__Task statement__: Transcribe every entry word for word, leaving out all images.

__Given entries__:
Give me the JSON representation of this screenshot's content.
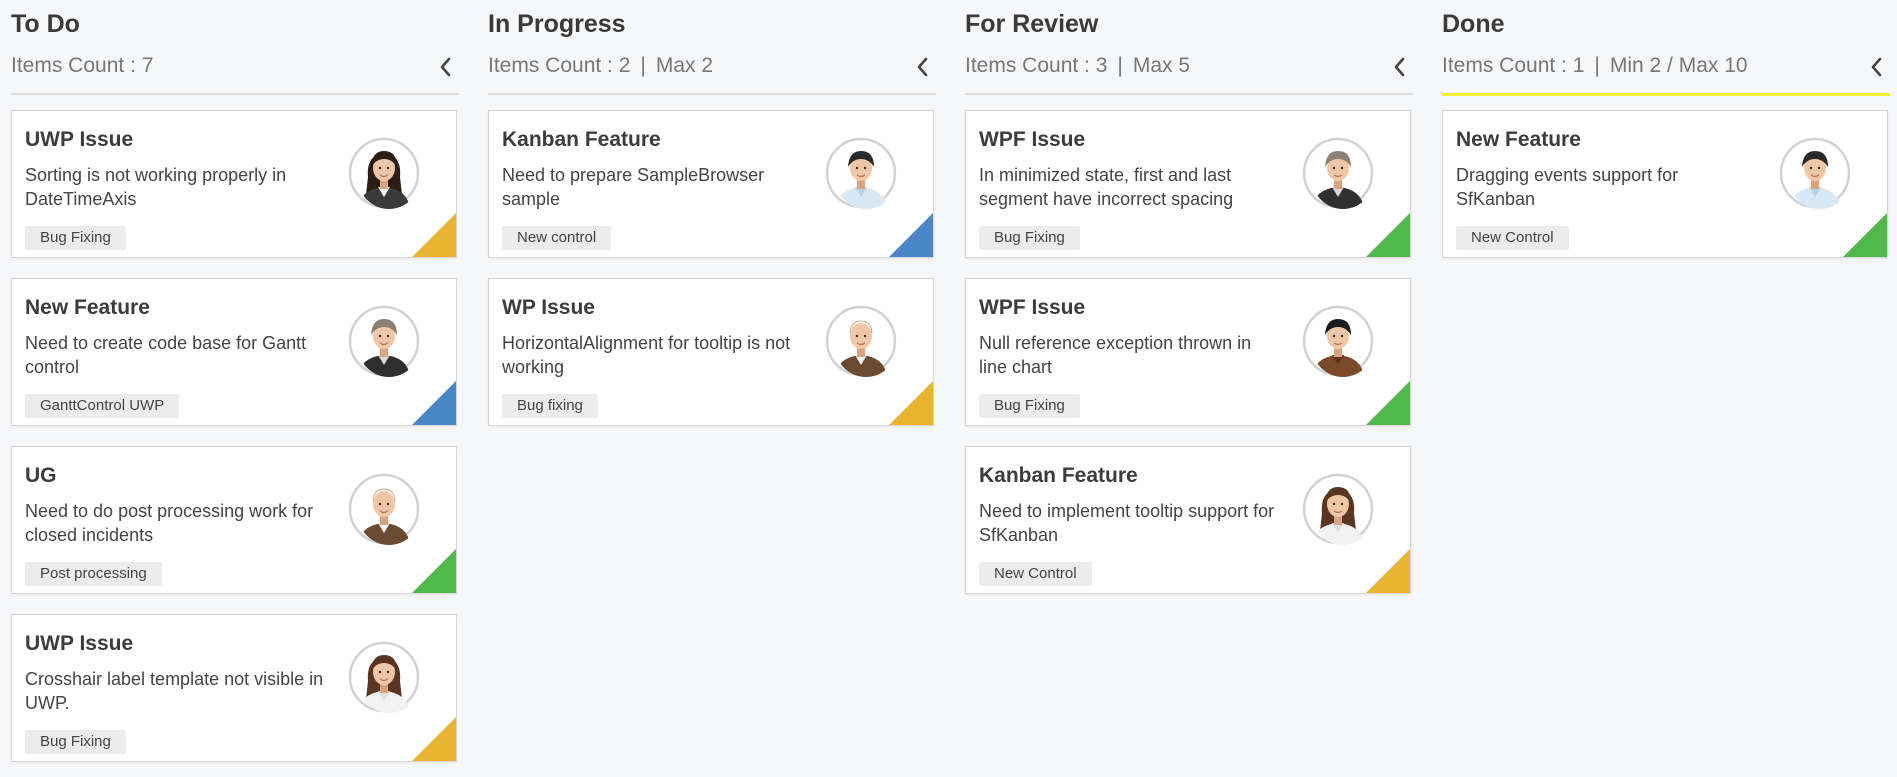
{
  "colors": {
    "warning": "#e9b432",
    "info": "#4a86c8",
    "success": "#4fba4a",
    "limit_line": "#f2f230"
  },
  "columns": [
    {
      "title": "To Do",
      "subtitle": "Items Count : 7",
      "limit": "",
      "toggle_icon": "chevron-left-icon",
      "cards": [
        {
          "title": "UWP Issue",
          "description": "Sorting is not working properly in DateTimeAxis",
          "tag": "Bug Fixing",
          "avatar": "female-avatar-1",
          "indicator": "warning"
        },
        {
          "title": "New Feature",
          "description": "Need to create code base for Gantt control",
          "tag": "GanttControl UWP",
          "avatar": "female-avatar-2",
          "indicator": "info"
        },
        {
          "title": "UG",
          "description": "Need to do post processing work for closed incidents",
          "tag": "Post processing",
          "avatar": "male-avatar-bald",
          "indicator": "success"
        },
        {
          "title": "UWP Issue",
          "description": "Crosshair label template not visible in UWP.",
          "tag": "Bug Fixing",
          "avatar": "female-avatar-3",
          "indicator": "warning"
        }
      ]
    },
    {
      "title": "In Progress",
      "subtitle": "Items Count : 2",
      "limit": "Max 2",
      "toggle_icon": "chevron-left-icon",
      "cards": [
        {
          "title": "Kanban Feature",
          "description": "Need to prepare SampleBrowser sample",
          "tag": "New control",
          "avatar": "male-avatar-1",
          "indicator": "info"
        },
        {
          "title": "WP Issue",
          "description": "HorizontalAlignment for tooltip is not working",
          "tag": "Bug fixing",
          "avatar": "male-avatar-bald",
          "indicator": "warning"
        }
      ]
    },
    {
      "title": "For Review",
      "subtitle": "Items Count : 3",
      "limit": "Max 5",
      "toggle_icon": "chevron-left-icon",
      "cards": [
        {
          "title": "WPF Issue",
          "description": "In minimized state, first and last segment have incorrect spacing",
          "tag": "Bug Fixing",
          "avatar": "female-avatar-2",
          "indicator": "success"
        },
        {
          "title": "WPF Issue",
          "description": "Null reference exception thrown in line chart",
          "tag": "Bug Fixing",
          "avatar": "male-avatar-2",
          "indicator": "success"
        },
        {
          "title": "Kanban Feature",
          "description": "Need to implement tooltip support for SfKanban",
          "tag": "New Control",
          "avatar": "female-avatar-3",
          "indicator": "warning"
        }
      ]
    },
    {
      "title": "Done",
      "subtitle": "Items Count : 1",
      "limit": "Min 2 / Max 10",
      "toggle_icon": "chevron-left-icon",
      "cards": [
        {
          "title": "New Feature",
          "description": "Dragging events support for SfKanban",
          "tag": "New Control",
          "avatar": "male-avatar-1",
          "indicator": "success"
        }
      ]
    }
  ]
}
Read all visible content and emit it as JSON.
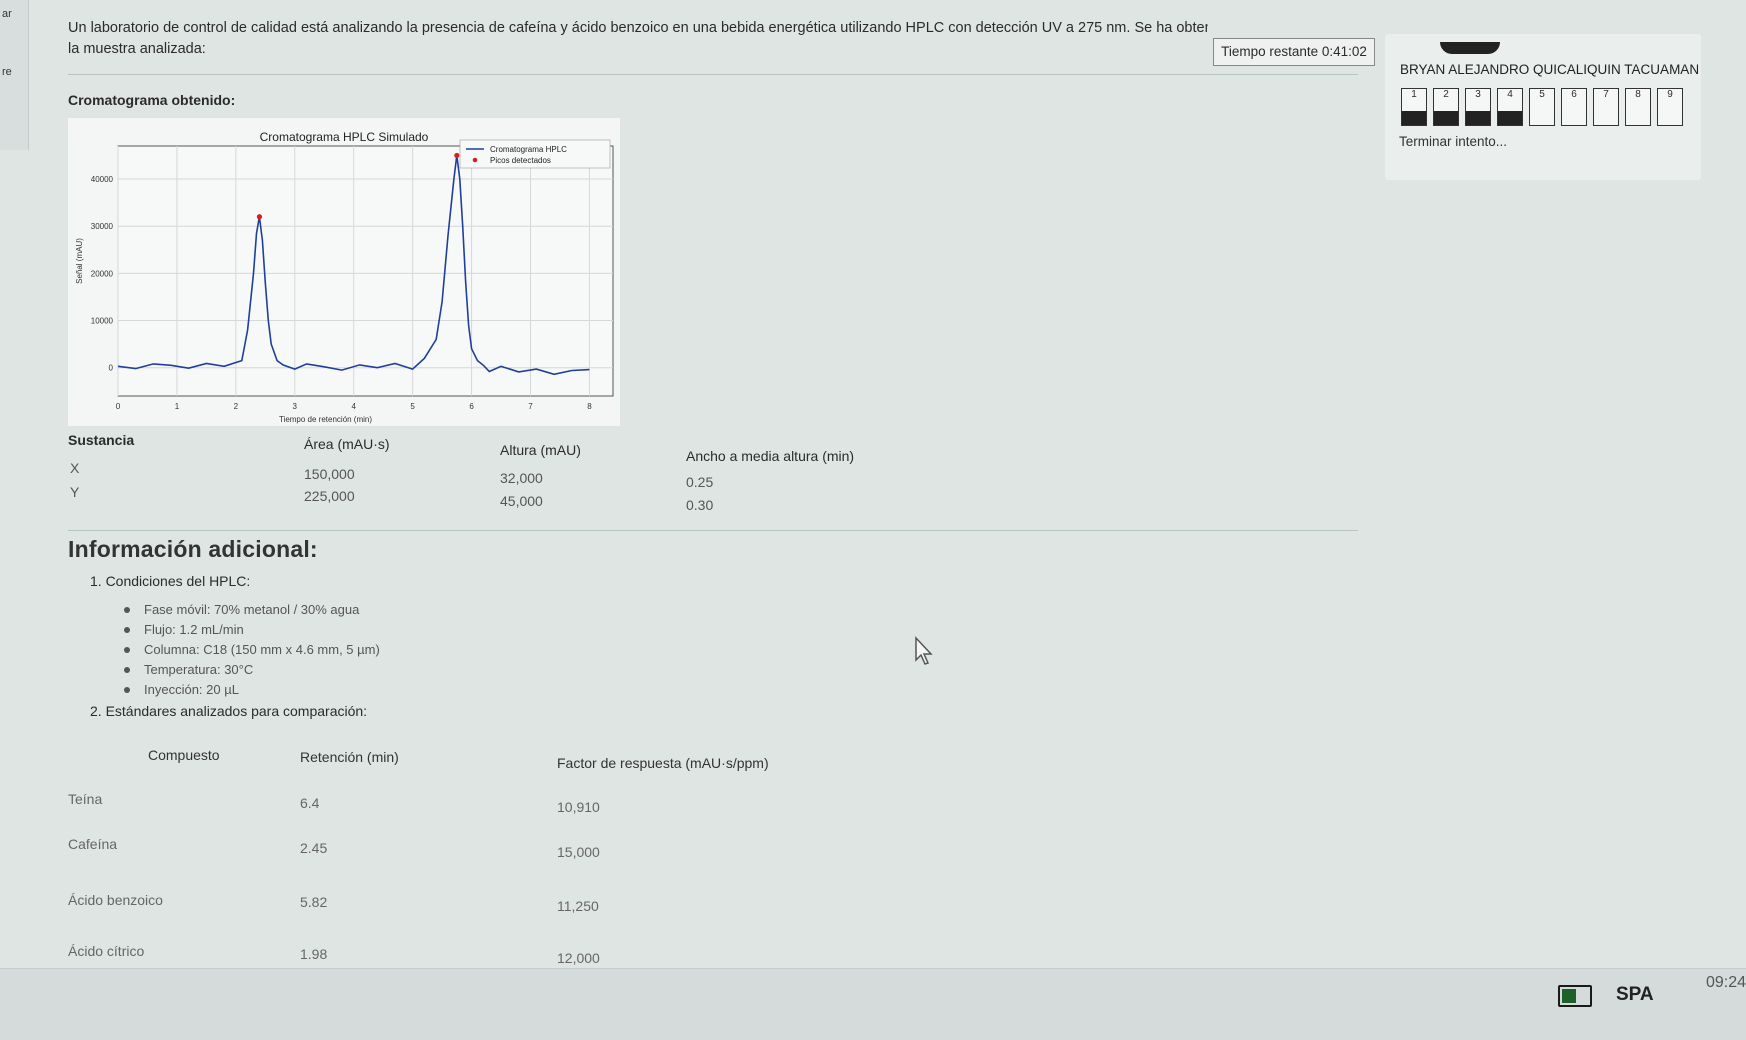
{
  "question": {
    "text_line1": "Un laboratorio de control de calidad está analizando la presencia de cafeína y ácido benzoico en una bebida energética utilizando HPLC con detección UV a 275 nm. Se ha obtenido el siguiente cromatograma de",
    "text_line2": "la muestra analizada:",
    "chromatogram_label": "Cromatograma obtenido:"
  },
  "chart_data": {
    "type": "line",
    "title": "Cromatograma HPLC Simulado",
    "xlabel": "Tiempo de retención (min)",
    "ylabel": "Señal (mAU)",
    "xlim": [
      0,
      8.4
    ],
    "ylim": [
      -6000,
      47000
    ],
    "x_ticks": [
      "0",
      "1",
      "2",
      "3",
      "4",
      "5",
      "6",
      "7",
      "8"
    ],
    "y_ticks": [
      "0",
      "10000",
      "20000",
      "30000",
      "40000"
    ],
    "grid": true,
    "legend_position": "top-right",
    "legend": [
      "Cromatograma HPLC",
      "Picos detectados"
    ],
    "series": [
      {
        "name": "Cromatograma HPLC",
        "x": [
          0,
          0.3,
          0.6,
          0.9,
          1.2,
          1.5,
          1.8,
          2.1,
          2.2,
          2.3,
          2.35,
          2.4,
          2.45,
          2.5,
          2.55,
          2.6,
          2.7,
          2.8,
          3.0,
          3.2,
          3.5,
          3.8,
          4.1,
          4.4,
          4.7,
          5.0,
          5.2,
          5.4,
          5.5,
          5.6,
          5.7,
          5.75,
          5.8,
          5.85,
          5.9,
          5.95,
          6.0,
          6.1,
          6.2,
          6.3,
          6.5,
          6.8,
          7.1,
          7.4,
          7.7,
          8.0
        ],
        "y": [
          300,
          -200,
          800,
          500,
          -100,
          900,
          300,
          1500,
          8000,
          20000,
          28500,
          32000,
          27000,
          18000,
          10000,
          5000,
          1500,
          600,
          -300,
          800,
          200,
          -500,
          600,
          0,
          900,
          -300,
          2000,
          6000,
          14000,
          28000,
          40000,
          45000,
          40000,
          30000,
          18000,
          9000,
          4000,
          1500,
          500,
          -800,
          300,
          -900,
          -300,
          -1400,
          -600,
          -400
        ]
      },
      {
        "name": "Picos detectados",
        "x": [
          2.4,
          5.75
        ],
        "y": [
          32000,
          45000
        ]
      }
    ]
  },
  "results_table": {
    "headers": [
      "Sustancia",
      "Área (mAU·s)",
      "Altura (mAU)",
      "Ancho a media altura (min)"
    ],
    "rows": [
      [
        "X",
        "150,000",
        "32,000",
        "0.25"
      ],
      [
        "Y",
        "225,000",
        "45,000",
        "0.30"
      ]
    ]
  },
  "additional_info": {
    "title": "Información adicional:",
    "conditions_title": "1. Condiciones del HPLC:",
    "conditions": [
      "Fase móvil: 70% metanol / 30% agua",
      "Flujo: 1.2 mL/min",
      "Columna: C18 (150 mm x 4.6 mm, 5 µm)",
      "Temperatura: 30°C",
      "Inyección: 20 µL"
    ],
    "standards_title": "2. Estándares analizados para comparación:",
    "standards_headers": [
      "Compuesto",
      "Retención (min)",
      "Factor de respuesta (mAU·s/ppm)"
    ],
    "standards_rows": [
      [
        "Teína",
        "6.4",
        "10,910"
      ],
      [
        "Cafeína",
        "2.45",
        "15,000"
      ],
      [
        "Ácido benzoico",
        "5.82",
        "11,250"
      ],
      [
        "Ácido cítrico",
        "1.98",
        "12,000"
      ]
    ]
  },
  "timer": {
    "label": "Tiempo restante 0:41:02"
  },
  "side_panel": {
    "user_name": "BRYAN ALEJANDRO QUICALIQUIN TACUAMAN",
    "nav_numbers": [
      "1",
      "2",
      "3",
      "4",
      "5",
      "6",
      "7",
      "8",
      "9"
    ],
    "nav_answered": [
      true,
      true,
      true,
      true,
      false,
      false,
      false,
      false,
      false
    ],
    "finish_label": "Terminar intento..."
  },
  "left_strip": {
    "top_text": "ar",
    "mid_text": "re"
  },
  "taskbar": {
    "language": "SPA",
    "clock": "09:24"
  },
  "colors": {
    "line": "#1f3f9a",
    "peak_marker": "#d62020",
    "background": "#dfe5e3"
  }
}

__Exercise answer__:
Give me the JSON representation of this screenshot's content.
{
  "colors": {
    "warning": "#e9b432",
    "info": "#4a86c8",
    "success": "#4fba4a",
    "limit_line": "#f2f230"
  },
  "columns": [
    {
      "title": "To Do",
      "subtitle": "Items Count : 7",
      "limit": "",
      "toggle_icon": "chevron-left-icon",
      "cards": [
        {
          "title": "UWP Issue",
          "description": "Sorting is not working properly in DateTimeAxis",
          "tag": "Bug Fixing",
          "avatar": "female-avatar-1",
          "indicator": "warning"
        },
        {
          "title": "New Feature",
          "description": "Need to create code base for Gantt control",
          "tag": "GanttControl UWP",
          "avatar": "female-avatar-2",
          "indicator": "info"
        },
        {
          "title": "UG",
          "description": "Need to do post processing work for closed incidents",
          "tag": "Post processing",
          "avatar": "male-avatar-bald",
          "indicator": "success"
        },
        {
          "title": "UWP Issue",
          "description": "Crosshair label template not visible in UWP.",
          "tag": "Bug Fixing",
          "avatar": "female-avatar-3",
          "indicator": "warning"
        }
      ]
    },
    {
      "title": "In Progress",
      "subtitle": "Items Count : 2",
      "limit": "Max 2",
      "toggle_icon": "chevron-left-icon",
      "cards": [
        {
          "title": "Kanban Feature",
          "description": "Need to prepare SampleBrowser sample",
          "tag": "New control",
          "avatar": "male-avatar-1",
          "indicator": "info"
        },
        {
          "title": "WP Issue",
          "description": "HorizontalAlignment for tooltip is not working",
          "tag": "Bug fixing",
          "avatar": "male-avatar-bald",
          "indicator": "warning"
        }
      ]
    },
    {
      "title": "For Review",
      "subtitle": "Items Count : 3",
      "limit": "Max 5",
      "toggle_icon": "chevron-left-icon",
      "cards": [
        {
          "title": "WPF Issue",
          "description": "In minimized state, first and last segment have incorrect spacing",
          "tag": "Bug Fixing",
          "avatar": "female-avatar-2",
          "indicator": "success"
        },
        {
          "title": "WPF Issue",
          "description": "Null reference exception thrown in line chart",
          "tag": "Bug Fixing",
          "avatar": "male-avatar-2",
          "indicator": "success"
        },
        {
          "title": "Kanban Feature",
          "description": "Need to implement tooltip support for SfKanban",
          "tag": "New Control",
          "avatar": "female-avatar-3",
          "indicator": "warning"
        }
      ]
    },
    {
      "title": "Done",
      "subtitle": "Items Count : 1",
      "limit": "Min 2 / Max 10",
      "toggle_icon": "chevron-left-icon",
      "cards": [
        {
          "title": "New Feature",
          "description": "Dragging events support for SfKanban",
          "tag": "New Control",
          "avatar": "male-avatar-1",
          "indicator": "success"
        }
      ]
    }
  ]
}
Read all visible content and emit it as JSON.
{
  "question": {
    "text_line1": "Un laboratorio de control de calidad está analizando la presencia de cafeína y ácido benzoico en una bebida energética utilizando HPLC con detección UV a 275 nm. Se ha obtenido el siguiente cromatograma de",
    "text_line2": "la muestra analizada:",
    "chromatogram_label": "Cromatograma obtenido:"
  },
  "chart_data": {
    "type": "line",
    "title": "Cromatograma HPLC Simulado",
    "xlabel": "Tiempo de retención (min)",
    "ylabel": "Señal (mAU)",
    "xlim": [
      0,
      8.4
    ],
    "ylim": [
      -6000,
      47000
    ],
    "x_ticks": [
      "0",
      "1",
      "2",
      "3",
      "4",
      "5",
      "6",
      "7",
      "8"
    ],
    "y_ticks": [
      "0",
      "10000",
      "20000",
      "30000",
      "40000"
    ],
    "grid": true,
    "legend_position": "top-right",
    "legend": [
      "Cromatograma HPLC",
      "Picos detectados"
    ],
    "series": [
      {
        "name": "Cromatograma HPLC",
        "x": [
          0,
          0.3,
          0.6,
          0.9,
          1.2,
          1.5,
          1.8,
          2.1,
          2.2,
          2.3,
          2.35,
          2.4,
          2.45,
          2.5,
          2.55,
          2.6,
          2.7,
          2.8,
          3.0,
          3.2,
          3.5,
          3.8,
          4.1,
          4.4,
          4.7,
          5.0,
          5.2,
          5.4,
          5.5,
          5.6,
          5.7,
          5.75,
          5.8,
          5.85,
          5.9,
          5.95,
          6.0,
          6.1,
          6.2,
          6.3,
          6.5,
          6.8,
          7.1,
          7.4,
          7.7,
          8.0
        ],
        "y": [
          300,
          -200,
          800,
          500,
          -100,
          900,
          300,
          1500,
          8000,
          20000,
          28500,
          32000,
          27000,
          18000,
          10000,
          5000,
          1500,
          600,
          -300,
          800,
          200,
          -500,
          600,
          0,
          900,
          -300,
          2000,
          6000,
          14000,
          28000,
          40000,
          45000,
          40000,
          30000,
          18000,
          9000,
          4000,
          1500,
          500,
          -800,
          300,
          -900,
          -300,
          -1400,
          -600,
          -400
        ]
      },
      {
        "name": "Picos detectados",
        "x": [
          2.4,
          5.75
        ],
        "y": [
          32000,
          45000
        ]
      }
    ]
  },
  "results_table": {
    "headers": [
      "Sustancia",
      "Área (mAU·s)",
      "Altura (mAU)",
      "Ancho a media altura (min)"
    ],
    "rows": [
      [
        "X",
        "150,000",
        "32,000",
        "0.25"
      ],
      [
        "Y",
        "225,000",
        "45,000",
        "0.30"
      ]
    ]
  },
  "additional_info": {
    "title": "Información adicional:",
    "conditions_title": "1. Condiciones del HPLC:",
    "conditions": [
      "Fase móvil: 70% metanol / 30% agua",
      "Flujo: 1.2 mL/min",
      "Columna: C18 (150 mm x 4.6 mm, 5 µm)",
      "Temperatura: 30°C",
      "Inyección: 20 µL"
    ],
    "standards_title": "2. Estándares analizados para comparación:",
    "standards_headers": [
      "Compuesto",
      "Retención (min)",
      "Factor de respuesta (mAU·s/ppm)"
    ],
    "standards_rows": [
      [
        "Teína",
        "6.4",
        "10,910"
      ],
      [
        "Cafeína",
        "2.45",
        "15,000"
      ],
      [
        "Ácido benzoico",
        "5.82",
        "11,250"
      ],
      [
        "Ácido cítrico",
        "1.98",
        "12,000"
      ]
    ]
  },
  "timer": {
    "label": "Tiempo restante 0:41:02"
  },
  "side_panel": {
    "user_name": "BRYAN ALEJANDRO QUICALIQUIN TACUAMAN",
    "nav_numbers": [
      "1",
      "2",
      "3",
      "4",
      "5",
      "6",
      "7",
      "8",
      "9"
    ],
    "nav_answered": [
      true,
      true,
      true,
      true,
      false,
      false,
      false,
      false,
      false
    ],
    "finish_label": "Terminar intento..."
  },
  "left_strip": {
    "top_text": "ar",
    "mid_text": "re"
  },
  "taskbar": {
    "language": "SPA",
    "clock": "09:24"
  },
  "colors": {
    "line": "#1f3f9a",
    "peak_marker": "#d62020",
    "background": "#dfe5e3"
  }
}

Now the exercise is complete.